→ THE REQUEST
Scan the data. Collect each line that contains the word "Revenue".

(Collection entries)
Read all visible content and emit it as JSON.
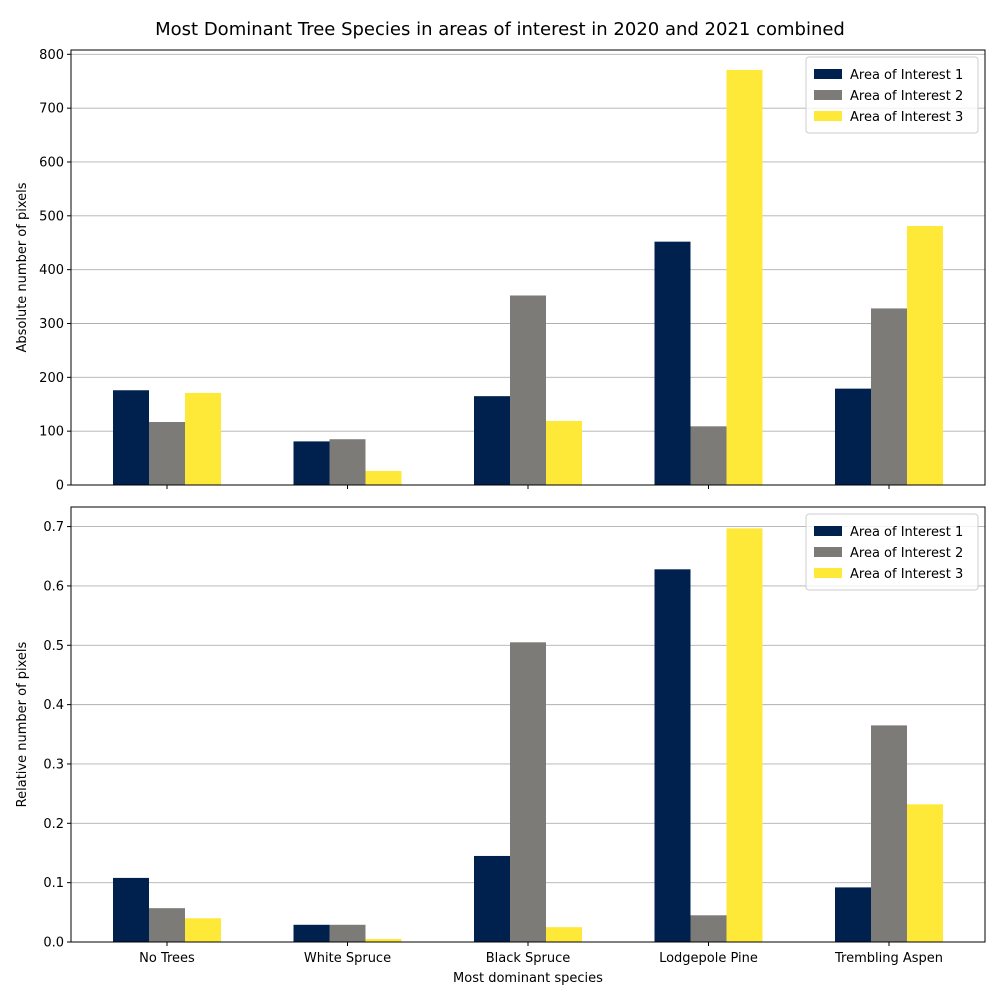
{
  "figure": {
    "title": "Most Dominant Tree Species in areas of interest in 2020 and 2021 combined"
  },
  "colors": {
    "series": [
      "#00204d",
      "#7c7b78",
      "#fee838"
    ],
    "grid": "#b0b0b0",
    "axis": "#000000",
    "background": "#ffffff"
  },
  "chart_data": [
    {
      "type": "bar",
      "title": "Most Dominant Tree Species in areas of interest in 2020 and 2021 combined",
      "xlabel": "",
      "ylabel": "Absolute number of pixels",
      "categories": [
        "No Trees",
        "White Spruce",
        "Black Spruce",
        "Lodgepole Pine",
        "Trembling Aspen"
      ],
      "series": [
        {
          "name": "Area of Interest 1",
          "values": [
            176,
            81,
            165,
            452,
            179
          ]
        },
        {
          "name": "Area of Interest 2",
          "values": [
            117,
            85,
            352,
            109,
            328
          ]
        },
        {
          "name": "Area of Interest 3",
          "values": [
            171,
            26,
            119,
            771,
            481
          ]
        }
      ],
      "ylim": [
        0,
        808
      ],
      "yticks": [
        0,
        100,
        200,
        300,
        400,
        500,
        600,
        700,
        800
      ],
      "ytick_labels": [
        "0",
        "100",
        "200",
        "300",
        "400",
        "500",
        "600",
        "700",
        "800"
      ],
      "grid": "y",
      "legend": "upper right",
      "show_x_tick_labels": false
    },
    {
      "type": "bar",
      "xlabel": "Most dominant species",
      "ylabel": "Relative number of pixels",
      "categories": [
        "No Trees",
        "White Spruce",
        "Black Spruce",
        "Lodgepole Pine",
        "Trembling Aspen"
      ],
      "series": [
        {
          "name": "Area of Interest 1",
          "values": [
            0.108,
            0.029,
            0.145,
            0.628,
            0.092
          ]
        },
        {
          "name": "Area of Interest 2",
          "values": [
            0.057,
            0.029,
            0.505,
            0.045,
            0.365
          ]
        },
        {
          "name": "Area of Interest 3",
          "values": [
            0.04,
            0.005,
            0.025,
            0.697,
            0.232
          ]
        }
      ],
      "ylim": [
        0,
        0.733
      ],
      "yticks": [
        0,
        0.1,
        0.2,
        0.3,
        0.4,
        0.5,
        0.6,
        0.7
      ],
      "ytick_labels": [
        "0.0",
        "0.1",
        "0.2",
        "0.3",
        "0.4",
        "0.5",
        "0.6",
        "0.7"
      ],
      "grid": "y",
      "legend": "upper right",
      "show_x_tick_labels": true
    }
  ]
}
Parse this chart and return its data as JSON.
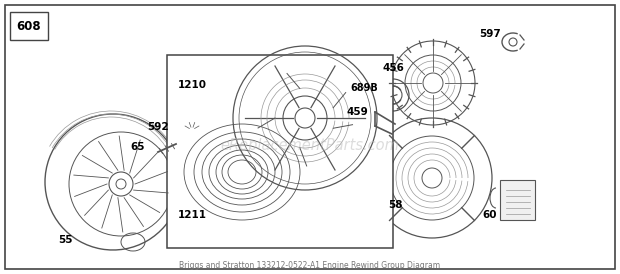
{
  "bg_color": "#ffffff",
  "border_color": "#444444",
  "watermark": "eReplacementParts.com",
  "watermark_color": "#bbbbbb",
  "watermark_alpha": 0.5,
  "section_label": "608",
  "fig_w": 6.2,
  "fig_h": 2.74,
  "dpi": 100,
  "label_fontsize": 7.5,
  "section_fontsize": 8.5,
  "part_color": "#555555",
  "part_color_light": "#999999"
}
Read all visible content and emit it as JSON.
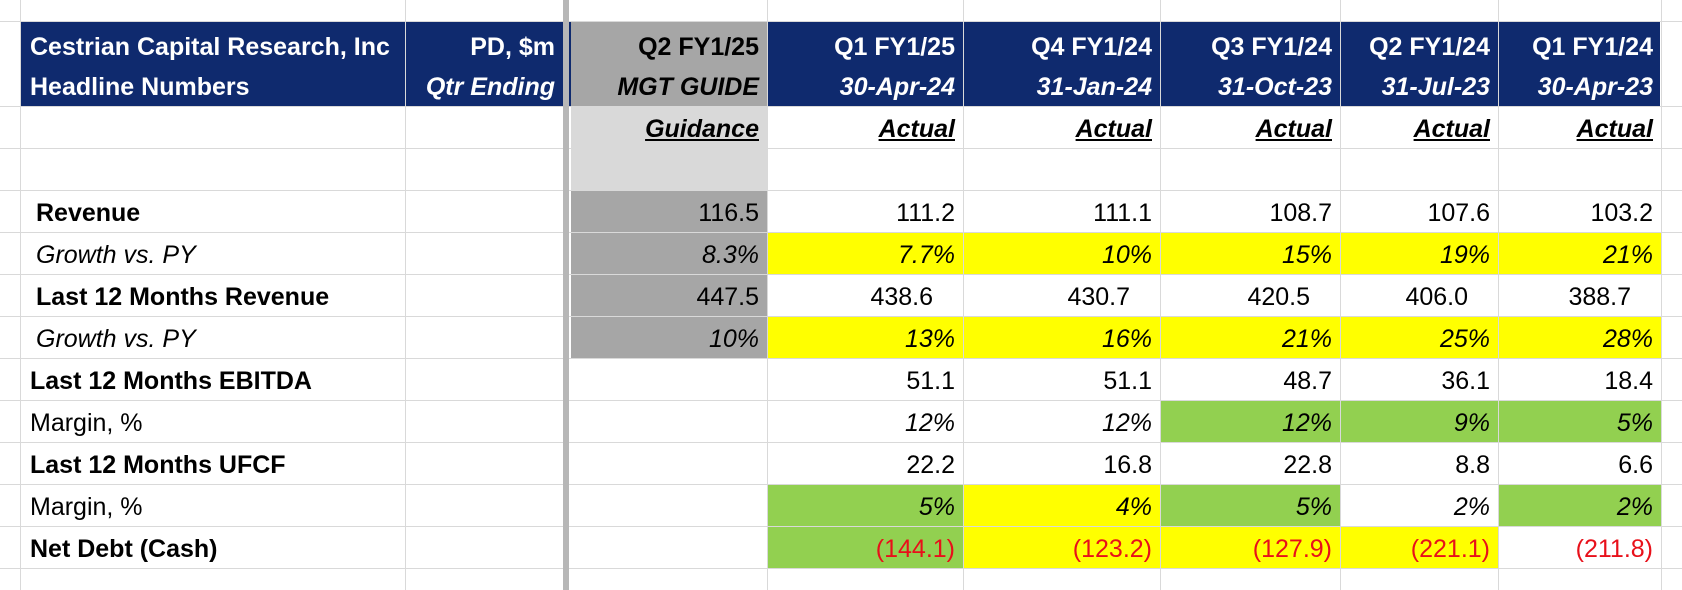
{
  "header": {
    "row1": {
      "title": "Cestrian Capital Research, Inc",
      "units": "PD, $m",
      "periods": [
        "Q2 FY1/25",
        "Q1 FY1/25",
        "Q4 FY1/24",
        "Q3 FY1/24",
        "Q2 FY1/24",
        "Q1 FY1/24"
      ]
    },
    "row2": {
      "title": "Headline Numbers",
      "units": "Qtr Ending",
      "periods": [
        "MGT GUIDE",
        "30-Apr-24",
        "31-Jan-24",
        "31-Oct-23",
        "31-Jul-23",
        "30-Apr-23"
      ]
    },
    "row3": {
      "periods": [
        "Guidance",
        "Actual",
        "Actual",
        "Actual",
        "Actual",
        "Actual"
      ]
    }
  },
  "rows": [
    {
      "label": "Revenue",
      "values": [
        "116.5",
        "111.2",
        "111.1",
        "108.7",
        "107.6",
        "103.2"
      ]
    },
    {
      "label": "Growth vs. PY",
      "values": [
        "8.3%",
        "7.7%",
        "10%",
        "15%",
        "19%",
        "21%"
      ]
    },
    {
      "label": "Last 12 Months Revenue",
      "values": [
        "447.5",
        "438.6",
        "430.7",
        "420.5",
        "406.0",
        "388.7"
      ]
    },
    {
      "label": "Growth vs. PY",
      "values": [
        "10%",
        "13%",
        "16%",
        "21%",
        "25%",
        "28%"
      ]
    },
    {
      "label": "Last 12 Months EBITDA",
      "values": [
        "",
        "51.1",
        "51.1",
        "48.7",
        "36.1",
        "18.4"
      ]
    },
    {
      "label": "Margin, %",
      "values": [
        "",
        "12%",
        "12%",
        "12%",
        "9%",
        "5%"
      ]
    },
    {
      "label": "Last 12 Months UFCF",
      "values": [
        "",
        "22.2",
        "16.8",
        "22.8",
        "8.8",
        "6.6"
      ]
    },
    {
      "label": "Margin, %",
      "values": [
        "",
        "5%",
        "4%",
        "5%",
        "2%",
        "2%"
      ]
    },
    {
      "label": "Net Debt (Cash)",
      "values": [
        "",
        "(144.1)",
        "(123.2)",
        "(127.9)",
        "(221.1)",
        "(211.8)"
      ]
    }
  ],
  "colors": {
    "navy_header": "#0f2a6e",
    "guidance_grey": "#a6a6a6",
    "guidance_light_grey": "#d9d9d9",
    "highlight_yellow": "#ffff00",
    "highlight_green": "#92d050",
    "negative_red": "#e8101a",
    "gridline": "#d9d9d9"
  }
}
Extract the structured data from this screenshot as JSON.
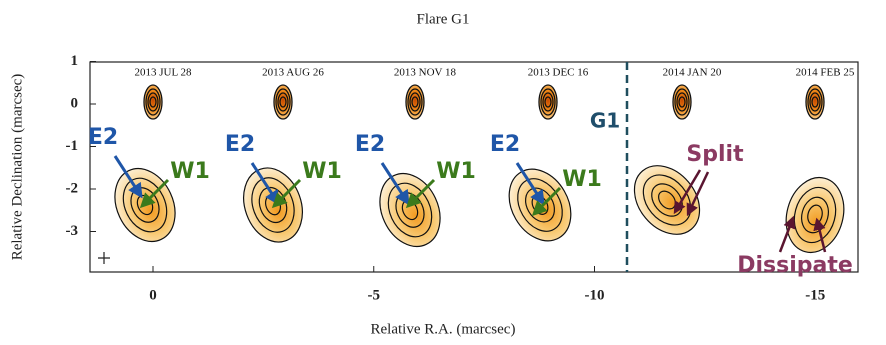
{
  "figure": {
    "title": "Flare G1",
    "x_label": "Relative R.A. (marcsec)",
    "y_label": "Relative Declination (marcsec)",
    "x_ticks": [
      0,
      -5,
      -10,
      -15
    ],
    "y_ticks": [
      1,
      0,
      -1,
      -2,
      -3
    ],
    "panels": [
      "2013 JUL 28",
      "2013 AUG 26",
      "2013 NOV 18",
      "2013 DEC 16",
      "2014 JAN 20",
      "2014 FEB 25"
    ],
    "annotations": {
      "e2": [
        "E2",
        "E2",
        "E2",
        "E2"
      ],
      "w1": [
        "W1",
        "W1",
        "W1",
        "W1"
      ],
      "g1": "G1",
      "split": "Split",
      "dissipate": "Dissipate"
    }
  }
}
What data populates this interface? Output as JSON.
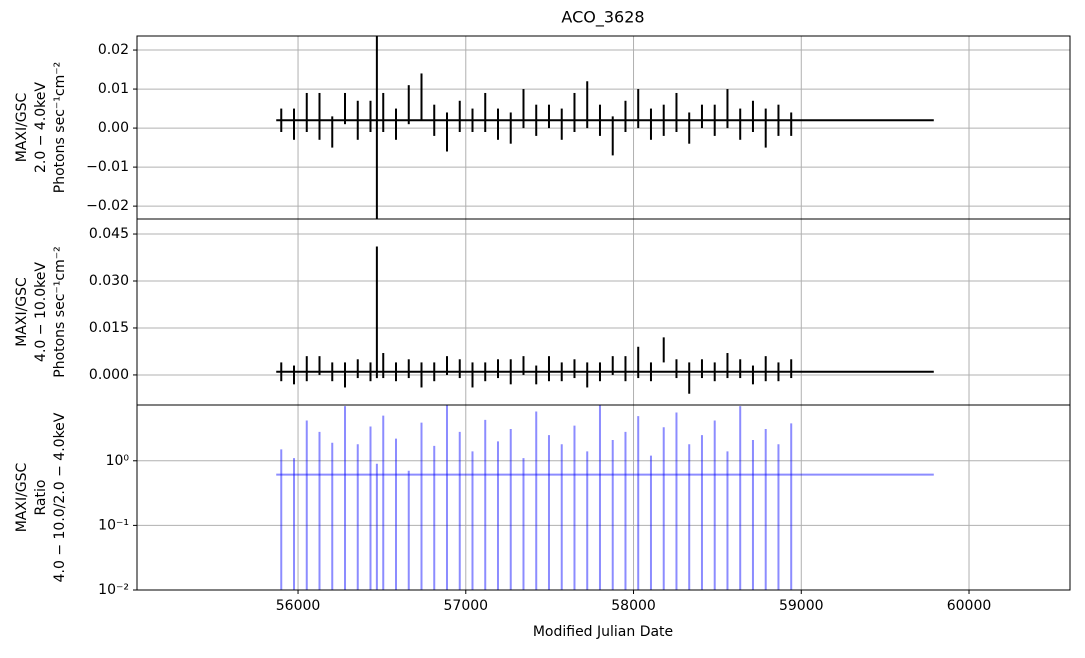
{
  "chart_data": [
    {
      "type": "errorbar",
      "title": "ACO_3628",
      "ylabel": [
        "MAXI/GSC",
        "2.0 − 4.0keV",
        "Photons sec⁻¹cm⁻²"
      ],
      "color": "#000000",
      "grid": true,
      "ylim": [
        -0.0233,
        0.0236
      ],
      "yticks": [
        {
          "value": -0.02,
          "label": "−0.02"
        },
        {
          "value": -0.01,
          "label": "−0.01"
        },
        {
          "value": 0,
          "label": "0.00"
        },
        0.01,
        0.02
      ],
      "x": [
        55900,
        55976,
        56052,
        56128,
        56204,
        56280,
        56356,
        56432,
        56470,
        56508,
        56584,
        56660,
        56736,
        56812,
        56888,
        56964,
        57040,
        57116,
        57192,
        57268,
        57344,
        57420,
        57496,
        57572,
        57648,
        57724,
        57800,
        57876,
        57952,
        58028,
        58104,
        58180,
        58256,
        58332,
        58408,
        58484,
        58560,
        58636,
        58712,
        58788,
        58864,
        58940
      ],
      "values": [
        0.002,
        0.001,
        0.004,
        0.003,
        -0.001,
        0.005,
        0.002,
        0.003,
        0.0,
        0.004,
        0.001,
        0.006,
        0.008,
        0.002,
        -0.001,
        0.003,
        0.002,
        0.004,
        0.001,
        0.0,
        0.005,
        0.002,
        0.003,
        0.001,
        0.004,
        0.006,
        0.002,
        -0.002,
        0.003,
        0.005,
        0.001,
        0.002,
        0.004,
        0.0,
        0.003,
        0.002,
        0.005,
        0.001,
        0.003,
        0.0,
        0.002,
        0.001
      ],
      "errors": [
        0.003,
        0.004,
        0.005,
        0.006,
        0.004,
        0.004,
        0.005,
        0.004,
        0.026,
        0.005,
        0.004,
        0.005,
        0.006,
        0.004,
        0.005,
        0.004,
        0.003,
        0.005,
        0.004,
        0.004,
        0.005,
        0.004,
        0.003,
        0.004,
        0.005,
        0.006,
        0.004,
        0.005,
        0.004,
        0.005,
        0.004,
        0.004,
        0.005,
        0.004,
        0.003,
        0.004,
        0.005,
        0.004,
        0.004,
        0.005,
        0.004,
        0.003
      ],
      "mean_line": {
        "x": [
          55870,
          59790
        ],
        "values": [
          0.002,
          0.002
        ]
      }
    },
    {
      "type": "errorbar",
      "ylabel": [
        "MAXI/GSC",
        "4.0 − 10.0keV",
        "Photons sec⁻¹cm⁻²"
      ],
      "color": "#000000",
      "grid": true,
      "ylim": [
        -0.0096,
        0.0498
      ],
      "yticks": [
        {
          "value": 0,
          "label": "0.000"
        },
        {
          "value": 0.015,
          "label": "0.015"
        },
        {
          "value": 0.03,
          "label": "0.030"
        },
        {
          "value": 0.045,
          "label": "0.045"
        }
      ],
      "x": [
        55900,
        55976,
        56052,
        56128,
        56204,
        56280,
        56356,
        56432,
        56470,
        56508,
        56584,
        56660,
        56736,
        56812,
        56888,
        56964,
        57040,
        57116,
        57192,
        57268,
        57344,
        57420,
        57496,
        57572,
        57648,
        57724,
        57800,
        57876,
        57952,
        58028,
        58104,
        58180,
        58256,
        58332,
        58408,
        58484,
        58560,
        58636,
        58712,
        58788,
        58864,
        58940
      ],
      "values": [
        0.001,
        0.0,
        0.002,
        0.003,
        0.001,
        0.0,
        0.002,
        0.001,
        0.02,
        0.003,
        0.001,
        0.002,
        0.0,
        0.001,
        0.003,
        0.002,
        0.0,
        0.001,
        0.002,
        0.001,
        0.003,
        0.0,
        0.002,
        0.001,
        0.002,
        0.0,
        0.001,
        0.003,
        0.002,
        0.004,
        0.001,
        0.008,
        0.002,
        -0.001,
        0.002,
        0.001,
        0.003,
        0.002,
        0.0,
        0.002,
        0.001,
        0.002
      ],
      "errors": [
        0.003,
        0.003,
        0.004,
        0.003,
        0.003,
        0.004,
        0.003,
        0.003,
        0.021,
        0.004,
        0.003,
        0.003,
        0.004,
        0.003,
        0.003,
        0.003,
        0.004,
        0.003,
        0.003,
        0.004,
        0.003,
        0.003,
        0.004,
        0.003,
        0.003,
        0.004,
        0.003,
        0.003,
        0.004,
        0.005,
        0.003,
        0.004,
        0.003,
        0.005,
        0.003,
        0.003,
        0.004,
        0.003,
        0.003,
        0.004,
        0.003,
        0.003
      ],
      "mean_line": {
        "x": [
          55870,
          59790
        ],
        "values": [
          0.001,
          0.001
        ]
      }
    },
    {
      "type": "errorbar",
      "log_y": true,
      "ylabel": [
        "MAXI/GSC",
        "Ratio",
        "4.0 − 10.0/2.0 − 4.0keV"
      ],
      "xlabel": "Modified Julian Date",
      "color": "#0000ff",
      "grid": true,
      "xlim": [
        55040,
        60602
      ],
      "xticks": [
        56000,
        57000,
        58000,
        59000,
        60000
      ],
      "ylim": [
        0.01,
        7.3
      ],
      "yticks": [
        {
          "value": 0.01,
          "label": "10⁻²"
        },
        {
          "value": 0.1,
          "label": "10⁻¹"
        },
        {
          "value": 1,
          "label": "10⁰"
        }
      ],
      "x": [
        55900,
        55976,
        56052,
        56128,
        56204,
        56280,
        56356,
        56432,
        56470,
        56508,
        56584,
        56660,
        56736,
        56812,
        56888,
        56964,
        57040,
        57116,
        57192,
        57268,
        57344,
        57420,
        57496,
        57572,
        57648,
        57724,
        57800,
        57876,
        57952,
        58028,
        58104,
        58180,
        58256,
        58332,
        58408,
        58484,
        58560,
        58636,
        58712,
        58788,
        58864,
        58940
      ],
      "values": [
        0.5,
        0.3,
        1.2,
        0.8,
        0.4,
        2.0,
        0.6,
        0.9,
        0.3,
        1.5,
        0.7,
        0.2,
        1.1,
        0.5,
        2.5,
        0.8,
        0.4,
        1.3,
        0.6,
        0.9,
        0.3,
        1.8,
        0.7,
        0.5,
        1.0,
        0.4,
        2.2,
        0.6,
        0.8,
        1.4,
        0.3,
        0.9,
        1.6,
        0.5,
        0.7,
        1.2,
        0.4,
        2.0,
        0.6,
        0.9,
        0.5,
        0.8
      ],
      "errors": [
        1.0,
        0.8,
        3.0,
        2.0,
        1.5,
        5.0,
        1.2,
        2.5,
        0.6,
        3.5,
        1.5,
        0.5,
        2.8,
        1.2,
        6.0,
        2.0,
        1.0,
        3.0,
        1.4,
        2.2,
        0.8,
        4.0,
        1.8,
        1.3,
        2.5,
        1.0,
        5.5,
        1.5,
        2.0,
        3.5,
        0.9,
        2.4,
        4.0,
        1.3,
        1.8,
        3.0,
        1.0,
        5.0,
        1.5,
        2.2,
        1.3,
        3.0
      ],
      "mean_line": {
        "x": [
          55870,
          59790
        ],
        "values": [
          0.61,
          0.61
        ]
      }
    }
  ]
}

→ ANSWER TO THE PROBLEM
      "label": "Revenue",
      "label": "Last 12 Months Revenue",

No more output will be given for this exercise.